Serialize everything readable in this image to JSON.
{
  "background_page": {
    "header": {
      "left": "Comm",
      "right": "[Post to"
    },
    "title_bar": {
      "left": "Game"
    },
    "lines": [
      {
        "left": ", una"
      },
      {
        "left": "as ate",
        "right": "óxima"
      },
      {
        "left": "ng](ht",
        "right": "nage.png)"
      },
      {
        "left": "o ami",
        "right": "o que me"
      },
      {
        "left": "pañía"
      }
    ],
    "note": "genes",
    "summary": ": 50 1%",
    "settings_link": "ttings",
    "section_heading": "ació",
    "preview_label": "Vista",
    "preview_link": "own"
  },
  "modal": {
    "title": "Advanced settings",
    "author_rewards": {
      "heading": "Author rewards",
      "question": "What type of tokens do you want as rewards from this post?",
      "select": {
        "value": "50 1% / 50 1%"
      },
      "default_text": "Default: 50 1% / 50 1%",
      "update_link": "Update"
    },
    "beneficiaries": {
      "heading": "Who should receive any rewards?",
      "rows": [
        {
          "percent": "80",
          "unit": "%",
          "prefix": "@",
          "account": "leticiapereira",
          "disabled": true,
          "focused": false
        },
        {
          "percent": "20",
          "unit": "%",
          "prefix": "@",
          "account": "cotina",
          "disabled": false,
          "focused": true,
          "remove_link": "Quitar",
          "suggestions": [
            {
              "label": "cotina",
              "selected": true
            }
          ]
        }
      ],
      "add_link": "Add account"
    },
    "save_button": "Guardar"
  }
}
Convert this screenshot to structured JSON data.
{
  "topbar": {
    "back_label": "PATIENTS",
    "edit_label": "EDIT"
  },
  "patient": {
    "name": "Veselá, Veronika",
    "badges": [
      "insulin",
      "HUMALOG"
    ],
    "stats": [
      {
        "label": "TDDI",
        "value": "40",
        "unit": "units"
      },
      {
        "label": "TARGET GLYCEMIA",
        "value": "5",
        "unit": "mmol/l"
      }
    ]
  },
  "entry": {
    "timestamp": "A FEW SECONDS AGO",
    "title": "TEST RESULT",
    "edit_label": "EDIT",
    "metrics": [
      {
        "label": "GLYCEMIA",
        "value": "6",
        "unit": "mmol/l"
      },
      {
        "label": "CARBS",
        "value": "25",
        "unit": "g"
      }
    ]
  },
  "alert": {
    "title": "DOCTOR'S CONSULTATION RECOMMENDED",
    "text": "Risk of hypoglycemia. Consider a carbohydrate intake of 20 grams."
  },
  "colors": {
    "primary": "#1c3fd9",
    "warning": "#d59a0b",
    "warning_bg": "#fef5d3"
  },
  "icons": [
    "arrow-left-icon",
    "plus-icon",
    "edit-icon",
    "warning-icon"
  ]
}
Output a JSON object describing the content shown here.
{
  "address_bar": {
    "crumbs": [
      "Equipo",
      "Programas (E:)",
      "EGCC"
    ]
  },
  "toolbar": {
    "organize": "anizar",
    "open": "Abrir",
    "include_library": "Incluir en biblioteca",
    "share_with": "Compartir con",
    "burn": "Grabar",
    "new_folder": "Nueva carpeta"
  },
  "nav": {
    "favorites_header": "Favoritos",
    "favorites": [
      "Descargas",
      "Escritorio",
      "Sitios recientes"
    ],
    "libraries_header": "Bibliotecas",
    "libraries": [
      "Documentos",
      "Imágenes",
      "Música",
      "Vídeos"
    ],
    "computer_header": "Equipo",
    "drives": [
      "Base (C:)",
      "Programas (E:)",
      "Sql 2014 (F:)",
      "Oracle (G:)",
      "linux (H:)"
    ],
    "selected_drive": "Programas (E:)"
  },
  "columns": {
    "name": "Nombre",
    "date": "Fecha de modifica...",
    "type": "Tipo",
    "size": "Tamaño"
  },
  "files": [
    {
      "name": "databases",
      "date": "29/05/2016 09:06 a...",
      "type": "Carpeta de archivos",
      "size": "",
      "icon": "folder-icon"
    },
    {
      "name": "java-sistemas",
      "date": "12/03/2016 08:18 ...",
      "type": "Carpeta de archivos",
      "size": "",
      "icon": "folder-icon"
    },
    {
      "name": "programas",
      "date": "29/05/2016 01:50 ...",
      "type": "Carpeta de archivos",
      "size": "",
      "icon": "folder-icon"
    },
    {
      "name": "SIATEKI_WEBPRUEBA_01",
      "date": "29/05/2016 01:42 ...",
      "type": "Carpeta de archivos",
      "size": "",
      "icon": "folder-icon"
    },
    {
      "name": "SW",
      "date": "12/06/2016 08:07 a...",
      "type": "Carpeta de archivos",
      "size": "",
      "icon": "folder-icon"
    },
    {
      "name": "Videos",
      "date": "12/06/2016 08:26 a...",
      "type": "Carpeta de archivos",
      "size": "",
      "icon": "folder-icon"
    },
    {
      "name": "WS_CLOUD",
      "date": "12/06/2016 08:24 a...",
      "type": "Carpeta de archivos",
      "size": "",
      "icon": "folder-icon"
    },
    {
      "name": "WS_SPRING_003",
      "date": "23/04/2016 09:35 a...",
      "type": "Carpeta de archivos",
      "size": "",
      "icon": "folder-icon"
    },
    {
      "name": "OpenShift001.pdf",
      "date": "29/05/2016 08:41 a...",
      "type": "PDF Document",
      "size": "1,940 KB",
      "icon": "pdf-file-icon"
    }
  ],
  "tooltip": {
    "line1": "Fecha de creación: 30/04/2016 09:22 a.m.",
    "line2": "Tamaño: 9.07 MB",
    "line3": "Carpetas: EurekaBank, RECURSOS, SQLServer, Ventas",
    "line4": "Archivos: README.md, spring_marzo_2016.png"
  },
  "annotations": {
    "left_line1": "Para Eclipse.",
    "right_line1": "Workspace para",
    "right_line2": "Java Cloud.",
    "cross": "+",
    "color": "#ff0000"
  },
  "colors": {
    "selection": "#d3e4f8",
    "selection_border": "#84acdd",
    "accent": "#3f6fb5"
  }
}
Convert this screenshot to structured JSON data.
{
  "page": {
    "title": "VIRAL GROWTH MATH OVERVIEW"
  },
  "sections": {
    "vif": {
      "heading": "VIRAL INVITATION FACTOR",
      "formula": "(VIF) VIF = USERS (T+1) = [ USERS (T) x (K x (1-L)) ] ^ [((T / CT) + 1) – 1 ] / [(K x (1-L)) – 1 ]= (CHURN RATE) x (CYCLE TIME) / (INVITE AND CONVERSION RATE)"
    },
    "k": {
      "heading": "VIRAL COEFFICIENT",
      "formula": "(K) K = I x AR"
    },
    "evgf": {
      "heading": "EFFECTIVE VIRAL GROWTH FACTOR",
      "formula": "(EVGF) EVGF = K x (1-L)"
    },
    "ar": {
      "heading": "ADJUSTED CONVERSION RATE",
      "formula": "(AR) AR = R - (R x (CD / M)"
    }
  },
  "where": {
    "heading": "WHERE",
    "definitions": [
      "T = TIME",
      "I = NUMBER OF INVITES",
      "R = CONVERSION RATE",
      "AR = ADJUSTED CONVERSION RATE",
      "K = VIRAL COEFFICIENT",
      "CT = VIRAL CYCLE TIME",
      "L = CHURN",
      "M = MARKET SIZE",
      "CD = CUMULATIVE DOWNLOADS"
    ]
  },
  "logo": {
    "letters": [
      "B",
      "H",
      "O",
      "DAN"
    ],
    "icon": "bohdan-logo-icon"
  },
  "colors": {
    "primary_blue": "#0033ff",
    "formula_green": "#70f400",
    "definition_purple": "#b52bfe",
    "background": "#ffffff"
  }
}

·····

REQUIRED ACTION -
Please retype all of the lines above exactly as they stand.

EXERCISE SOLUTION -
Serialize everything readable in this image to JSON.
{
  "background_page": {
    "header": {
      "left": "Comm",
      "right": "[Post to"
    },
    "title_bar": {
      "left": "Game"
    },
    "lines": [
      {
        "left": ", una"
      },
      {
        "left": "as ate",
        "right": "óxima"
      },
      {
        "left": "ng](ht",
        "right": "nage.png)"
      },
      {
        "left": "o ami",
        "right": "o que me"
      },
      {
        "left": "pañía"
      }
    ],
    "note": "genes",
    "summary": ": 50 1%",
    "settings_link": "ttings",
    "section_heading": "ació",
    "preview_label": "Vista",
    "preview_link": "own"
  },
  "modal": {
    "title": "Advanced settings",
    "author_rewards": {
      "heading": "Author rewards",
      "question": "What type of tokens do you want as rewards from this post?",
      "select": {
        "value": "50 1% / 50 1%"
      },
      "default_text": "Default: 50 1% / 50 1%",
      "update_link": "Update"
    },
    "beneficiaries": {
      "heading": "Who should receive any rewards?",
      "rows": [
        {
          "percent": "80",
          "unit": "%",
          "prefix": "@",
          "account": "leticiapereira",
          "disabled": true,
          "focused": false
        },
        {
          "percent": "20",
          "unit": "%",
          "prefix": "@",
          "account": "cotina",
          "disabled": false,
          "focused": true,
          "remove_link": "Quitar",
          "suggestions": [
            {
              "label": "cotina",
              "selected": true
            }
          ]
        }
      ],
      "add_link": "Add account"
    },
    "save_button": "Guardar"
  }
}
Convert this screenshot to structured JSON data.
{
  "topbar": {
    "back_label": "PATIENTS",
    "edit_label": "EDIT"
  },
  "patient": {
    "name": "Veselá, Veronika",
    "badges": [
      "insulin",
      "HUMALOG"
    ],
    "stats": [
      {
        "label": "TDDI",
        "value": "40",
        "unit": "units"
      },
      {
        "label": "TARGET GLYCEMIA",
        "value": "5",
        "unit": "mmol/l"
      }
    ]
  },
  "entry": {
    "timestamp": "A FEW SECONDS AGO",
    "title": "TEST RESULT",
    "edit_label": "EDIT",
    "metrics": [
      {
        "label": "GLYCEMIA",
        "value": "6",
        "unit": "mmol/l"
      },
      {
        "label": "CARBS",
        "value": "25",
        "unit": "g"
      }
    ]
  },
  "alert": {
    "title": "DOCTOR'S CONSULTATION RECOMMENDED",
    "text": "Risk of hypoglycemia. Consider a carbohydrate intake of 20 grams."
  },
  "colors": {
    "primary": "#1c3fd9",
    "warning": "#d59a0b",
    "warning_bg": "#fef5d3"
  },
  "icons": [
    "arrow-left-icon",
    "plus-icon",
    "edit-icon",
    "warning-icon"
  ]
}
Output a JSON object describing the content shown here.
{
  "address_bar": {
    "crumbs": [
      "Equipo",
      "Programas (E:)",
      "EGCC"
    ]
  },
  "toolbar": {
    "organize": "anizar",
    "open": "Abrir",
    "include_library": "Incluir en biblioteca",
    "share_with": "Compartir con",
    "burn": "Grabar",
    "new_folder": "Nueva carpeta"
  },
  "nav": {
    "favorites_header": "Favoritos",
    "favorites": [
      "Descargas",
      "Escritorio",
      "Sitios recientes"
    ],
    "libraries_header": "Bibliotecas",
    "libraries": [
      "Documentos",
      "Imágenes",
      "Música",
      "Vídeos"
    ],
    "computer_header": "Equipo",
    "drives": [
      "Base (C:)",
      "Programas (E:)",
      "Sql 2014 (F:)",
      "Oracle (G:)",
      "linux (H:)"
    ],
    "selected_drive": "Programas (E:)"
  },
  "columns": {
    "name": "Nombre",
    "date": "Fecha de modifica...",
    "type": "Tipo",
    "size": "Tamaño"
  },
  "files": [
    {
      "name": "databases",
      "date": "29/05/2016 09:06 a...",
      "type": "Carpeta de archivos",
      "size": "",
      "icon": "folder-icon"
    },
    {
      "name": "java-sistemas",
      "date": "12/03/2016 08:18 ...",
      "type": "Carpeta de archivos",
      "size": "",
      "icon": "folder-icon"
    },
    {
      "name": "programas",
      "date": "29/05/2016 01:50 ...",
      "type": "Carpeta de archivos",
      "size": "",
      "icon": "folder-icon"
    },
    {
      "name": "SIATEKI_WEBPRUEBA_01",
      "date": "29/05/2016 01:42 ...",
      "type": "Carpeta de archivos",
      "size": "",
      "icon": "folder-icon"
    },
    {
      "name": "SW",
      "date": "12/06/2016 08:07 a...",
      "type": "Carpeta de archivos",
      "size": "",
      "icon": "folder-icon"
    },
    {
      "name": "Videos",
      "date": "12/06/2016 08:26 a...",
      "type": "Carpeta de archivos",
      "size": "",
      "icon": "folder-icon"
    },
    {
      "name": "WS_CLOUD",
      "date": "12/06/2016 08:24 a...",
      "type": "Carpeta de archivos",
      "size": "",
      "icon": "folder-icon"
    },
    {
      "name": "WS_SPRING_003",
      "date": "23/04/2016 09:35 a...",
      "type": "Carpeta de archivos",
      "size": "",
      "icon": "folder-icon"
    },
    {
      "name": "OpenShift001.pdf",
      "date": "29/05/2016 08:41 a...",
      "type": "PDF Document",
      "size": "1,940 KB",
      "icon": "pdf-file-icon"
    }
  ],
  "tooltip": {
    "line1": "Fecha de creación: 30/04/2016 09:22 a.m.",
    "line2": "Tamaño: 9.07 MB",
    "line3": "Carpetas: EurekaBank, RECURSOS, SQLServer, Ventas",
    "line4": "Archivos: README.md, spring_marzo_2016.png"
  },
  "annotations": {
    "left_line1": "Para Eclipse.",
    "right_line1": "Workspace para",
    "right_line2": "Java Cloud.",
    "cross": "+",
    "color": "#ff0000"
  },
  "colors": {
    "selection": "#d3e4f8",
    "selection_border": "#84acdd",
    "accent": "#3f6fb5"
  }
}
Convert this screenshot to structured JSON data.
{
  "page": {
    "title": "VIRAL GROWTH MATH OVERVIEW"
  },
  "sections": {
    "vif": {
      "heading": "VIRAL INVITATION FACTOR",
      "formula": "(VIF) VIF = USERS (T+1) = [ USERS (T) x (K x (1-L)) ] ^ [((T / CT) + 1) – 1 ] / [(K x (1-L)) – 1 ]= (CHURN RATE) x (CYCLE TIME) / (INVITE AND CONVERSION RATE)"
    },
    "k": {
      "heading": "VIRAL COEFFICIENT",
      "formula": "(K) K = I x AR"
    },
    "evgf": {
      "heading": "EFFECTIVE VIRAL GROWTH FACTOR",
      "formula": "(EVGF) EVGF = K x (1-L)"
    },
    "ar": {
      "heading": "ADJUSTED CONVERSION RATE",
      "formula": "(AR) AR = R - (R x (CD / M)"
    }
  },
  "where": {
    "heading": "WHERE",
    "definitions": [
      "T = TIME",
      "I = NUMBER OF INVITES",
      "R = CONVERSION RATE",
      "AR = ADJUSTED CONVERSION RATE",
      "K = VIRAL COEFFICIENT",
      "CT = VIRAL CYCLE TIME",
      "L = CHURN",
      "M = MARKET SIZE",
      "CD = CUMULATIVE DOWNLOADS"
    ]
  },
  "logo": {
    "letters": [
      "B",
      "H",
      "O",
      "DAN"
    ],
    "icon": "bohdan-logo-icon"
  },
  "colors": {
    "primary_blue": "#0033ff",
    "formula_green": "#70f400",
    "definition_purple": "#b52bfe",
    "background": "#ffffff"
  }
}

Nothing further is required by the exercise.